§ **TEXT**
Copper(II) sulfate pentahydrate, CuSO4·5H2O, crystals.
Copper(II) sulfate forms hydrated crystals of the form, CuSO4·nH2O, where n can range from 1 to 7. However, the pentahydrate (n = 5) is the most common, and its crystals have the bright blue color shown. One ancient name for this crystal is blue vitriol, derived from oil of vitriol, the ancient name for sulfuric acid.
(Wikimedia Commons image by Crystal Titan. Click for larger image.)
As I wrote in an
earlier article (Supercooled Water, September 24, 2018), some things are
learned, not from
textbooks, but from an
oral tradition passed from
professor to student. That's how I learned the
old chemist's tale that
bearded chemists had more luck
crystallizing products from
solutions. The supposed reason was that
crystals need to
nucleate, and the
dust from a chemist's beard provides such nuclei when it falls into solution.
Clouds at low
altitudes are composed of
water droplets that are so small that they are
buoyant in
air. Higher altitude
cirrus clouds are composed of small
ice crystals that are also buoyant in air. In some cases, a cloud will contain
supercooled water, and this water can be nucleated into ice particles that are heavy enough to fall and become
rain as they warm in the lower atmosphere. Supercooled water is
liquid water below its
freezing point, and it stays liquid since the ice hasn't nucleated. Supercooling was first identified by
Daniel Fahrenheit (1686-1736), for whom the
Fahrenheit temperature scale is named, in 1724.[1]
Daniel Fahrenheit (1686-1736). At the right is a commemorative plaque at the birthplace of Daniel Fahrenheit in Gdansk, Poland. Although born in Poland, Fahrenheit spent most of his life in the Dutch Republic. (Left image of Fahrenheit via Wikimedia Commons. Right image, an enhanced portion of a Wikimedia Commons image by Starscream. Click for larger image.)

§ **THE EXERCISE**
Return everything in the crystallization text from "Copper(II) sulfate forms" down to "for sulfuric acid.".

Annotated element listings
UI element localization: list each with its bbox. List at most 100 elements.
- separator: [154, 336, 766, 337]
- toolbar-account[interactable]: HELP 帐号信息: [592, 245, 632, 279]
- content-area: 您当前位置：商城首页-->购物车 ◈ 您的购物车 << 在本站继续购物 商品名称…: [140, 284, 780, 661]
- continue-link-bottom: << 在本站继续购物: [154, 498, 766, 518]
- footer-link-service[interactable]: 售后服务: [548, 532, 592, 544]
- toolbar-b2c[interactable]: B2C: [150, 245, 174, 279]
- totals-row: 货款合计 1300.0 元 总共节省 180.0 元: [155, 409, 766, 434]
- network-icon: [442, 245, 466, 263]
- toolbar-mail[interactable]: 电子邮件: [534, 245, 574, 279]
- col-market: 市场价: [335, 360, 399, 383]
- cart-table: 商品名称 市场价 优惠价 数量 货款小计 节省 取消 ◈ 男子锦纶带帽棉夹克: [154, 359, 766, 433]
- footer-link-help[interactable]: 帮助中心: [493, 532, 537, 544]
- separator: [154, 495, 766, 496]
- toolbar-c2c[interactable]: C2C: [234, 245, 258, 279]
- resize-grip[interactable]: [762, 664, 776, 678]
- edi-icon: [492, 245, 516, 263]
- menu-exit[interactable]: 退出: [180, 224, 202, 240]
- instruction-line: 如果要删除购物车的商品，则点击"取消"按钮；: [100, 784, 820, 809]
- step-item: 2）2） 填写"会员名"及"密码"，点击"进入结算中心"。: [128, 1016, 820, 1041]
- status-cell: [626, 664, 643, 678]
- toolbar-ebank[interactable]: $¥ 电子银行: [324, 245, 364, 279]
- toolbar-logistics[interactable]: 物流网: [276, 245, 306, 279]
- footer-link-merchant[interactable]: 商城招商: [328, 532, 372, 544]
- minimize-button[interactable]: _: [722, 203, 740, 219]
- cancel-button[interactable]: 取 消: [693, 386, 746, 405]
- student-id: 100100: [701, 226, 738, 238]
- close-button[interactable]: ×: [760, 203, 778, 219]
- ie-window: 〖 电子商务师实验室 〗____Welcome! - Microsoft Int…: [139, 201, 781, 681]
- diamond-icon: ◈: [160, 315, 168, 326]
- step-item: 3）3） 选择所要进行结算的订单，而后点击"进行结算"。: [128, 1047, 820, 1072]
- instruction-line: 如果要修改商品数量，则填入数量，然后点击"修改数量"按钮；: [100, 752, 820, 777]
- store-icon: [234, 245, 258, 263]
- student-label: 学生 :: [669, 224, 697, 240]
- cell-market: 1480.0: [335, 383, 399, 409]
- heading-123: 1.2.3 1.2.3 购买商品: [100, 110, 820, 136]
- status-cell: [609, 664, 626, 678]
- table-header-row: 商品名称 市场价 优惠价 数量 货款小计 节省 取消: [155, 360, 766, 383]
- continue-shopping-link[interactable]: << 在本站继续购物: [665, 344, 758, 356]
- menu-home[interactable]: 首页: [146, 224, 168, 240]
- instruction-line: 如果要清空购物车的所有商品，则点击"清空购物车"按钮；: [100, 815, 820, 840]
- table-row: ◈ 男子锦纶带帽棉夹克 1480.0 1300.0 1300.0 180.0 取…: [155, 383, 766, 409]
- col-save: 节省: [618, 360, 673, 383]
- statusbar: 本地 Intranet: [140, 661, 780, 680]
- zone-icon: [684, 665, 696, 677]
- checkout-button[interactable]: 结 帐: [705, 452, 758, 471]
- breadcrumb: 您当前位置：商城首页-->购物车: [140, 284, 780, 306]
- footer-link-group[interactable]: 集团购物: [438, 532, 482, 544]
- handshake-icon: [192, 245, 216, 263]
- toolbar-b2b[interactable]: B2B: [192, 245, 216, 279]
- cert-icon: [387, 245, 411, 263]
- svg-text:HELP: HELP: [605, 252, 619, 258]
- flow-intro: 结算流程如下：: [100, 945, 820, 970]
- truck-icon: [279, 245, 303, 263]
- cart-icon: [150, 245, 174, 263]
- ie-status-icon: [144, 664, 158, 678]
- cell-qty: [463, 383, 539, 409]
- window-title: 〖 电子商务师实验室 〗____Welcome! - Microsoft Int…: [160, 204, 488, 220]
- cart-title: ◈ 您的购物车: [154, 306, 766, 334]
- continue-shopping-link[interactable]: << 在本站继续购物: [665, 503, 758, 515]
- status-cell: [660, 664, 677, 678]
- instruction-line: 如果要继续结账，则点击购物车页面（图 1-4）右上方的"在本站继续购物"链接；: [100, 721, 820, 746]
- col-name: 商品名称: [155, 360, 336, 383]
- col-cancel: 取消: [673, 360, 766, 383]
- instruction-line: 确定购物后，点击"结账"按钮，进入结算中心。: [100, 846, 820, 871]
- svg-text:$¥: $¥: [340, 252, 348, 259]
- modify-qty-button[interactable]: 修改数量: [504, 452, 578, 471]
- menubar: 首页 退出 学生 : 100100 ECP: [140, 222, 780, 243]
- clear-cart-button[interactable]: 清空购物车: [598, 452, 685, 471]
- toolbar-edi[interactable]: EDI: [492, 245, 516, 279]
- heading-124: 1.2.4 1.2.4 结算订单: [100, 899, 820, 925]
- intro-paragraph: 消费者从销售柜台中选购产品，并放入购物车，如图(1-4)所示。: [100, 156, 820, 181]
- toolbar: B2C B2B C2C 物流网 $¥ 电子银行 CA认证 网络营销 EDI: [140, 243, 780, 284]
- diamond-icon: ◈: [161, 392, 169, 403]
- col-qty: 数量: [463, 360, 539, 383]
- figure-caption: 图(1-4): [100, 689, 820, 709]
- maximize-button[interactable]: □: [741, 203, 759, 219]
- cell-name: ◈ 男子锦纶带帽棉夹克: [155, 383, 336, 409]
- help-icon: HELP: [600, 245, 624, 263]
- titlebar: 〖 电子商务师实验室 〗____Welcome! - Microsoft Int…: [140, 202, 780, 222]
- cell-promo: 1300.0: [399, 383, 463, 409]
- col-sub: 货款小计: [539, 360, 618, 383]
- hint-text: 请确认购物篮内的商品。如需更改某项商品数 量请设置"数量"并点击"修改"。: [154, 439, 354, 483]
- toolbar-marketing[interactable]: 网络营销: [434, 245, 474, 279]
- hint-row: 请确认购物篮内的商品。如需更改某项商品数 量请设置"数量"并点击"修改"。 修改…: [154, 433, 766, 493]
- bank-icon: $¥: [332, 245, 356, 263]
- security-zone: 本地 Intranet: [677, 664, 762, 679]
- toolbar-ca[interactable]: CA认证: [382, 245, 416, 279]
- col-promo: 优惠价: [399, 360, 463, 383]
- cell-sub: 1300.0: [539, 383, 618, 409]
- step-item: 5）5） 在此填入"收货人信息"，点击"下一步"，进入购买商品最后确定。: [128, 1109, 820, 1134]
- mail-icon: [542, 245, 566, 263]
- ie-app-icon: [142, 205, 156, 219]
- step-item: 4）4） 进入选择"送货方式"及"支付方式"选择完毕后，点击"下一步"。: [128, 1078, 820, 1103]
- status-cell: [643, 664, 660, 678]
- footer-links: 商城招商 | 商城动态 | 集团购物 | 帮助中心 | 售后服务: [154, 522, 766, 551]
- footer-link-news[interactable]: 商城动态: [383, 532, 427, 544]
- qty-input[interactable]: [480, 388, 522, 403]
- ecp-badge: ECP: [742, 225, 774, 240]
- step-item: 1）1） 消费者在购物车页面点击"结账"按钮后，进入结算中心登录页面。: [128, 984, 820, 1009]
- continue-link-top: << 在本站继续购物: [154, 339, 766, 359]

§ **RESPONSE TO THIS TASK**
Copper(II) sulfate forms hydrated crystals of the form, CuSO4·nH2O, where n can range from 1 to 7. However, the pentahydrate (n = 5) is the most common, and its crystals have the bright blue color shown. One ancient name for this crystal is blue vitriol, derived from oil of vitriol, the ancient name for sulfuric acid.